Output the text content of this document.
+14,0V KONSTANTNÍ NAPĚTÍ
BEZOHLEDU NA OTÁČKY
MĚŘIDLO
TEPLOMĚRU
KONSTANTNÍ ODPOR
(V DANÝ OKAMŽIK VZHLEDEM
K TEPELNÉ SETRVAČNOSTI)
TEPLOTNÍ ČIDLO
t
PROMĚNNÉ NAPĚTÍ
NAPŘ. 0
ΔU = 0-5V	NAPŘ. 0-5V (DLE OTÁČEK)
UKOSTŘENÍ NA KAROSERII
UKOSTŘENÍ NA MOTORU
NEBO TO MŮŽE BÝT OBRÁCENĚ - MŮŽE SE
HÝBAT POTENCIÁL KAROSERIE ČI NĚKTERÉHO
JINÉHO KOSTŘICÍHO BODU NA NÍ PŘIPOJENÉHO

• [Problem statement] Reproduce all of the material above word for word.

• [Solved problem]
Output the text content of this document.
+14,0V KONSTANTNÍ NAPĚTÍ
BEZOHLEDU NA OTÁČKY
MĚŘIDLO
TEPLOMĚRU
KONSTANTNÍ ODPOR
(V DANÝ OKAMŽIK VZHLEDEM
K TEPELNÉ SETRVAČNOSTI)
TEPLOTNÍ ČIDLO
t
PROMĚNNÉ NAPĚTÍ
NAPŘ. 0
ΔU = 0-5V	NAPŘ. 0-5V (DLE OTÁČEK)
UKOSTŘENÍ NA KAROSERII
UKOSTŘENÍ NA MOTORU
NEBO TO MŮŽE BÝT OBRÁCENĚ - MŮŽE SE
HÝBAT POTENCIÁL KAROSERIE ČI NĚKTERÉHO
JINÉHO KOSTŘICÍHO BODU NA NÍ PŘIPOJENÉHO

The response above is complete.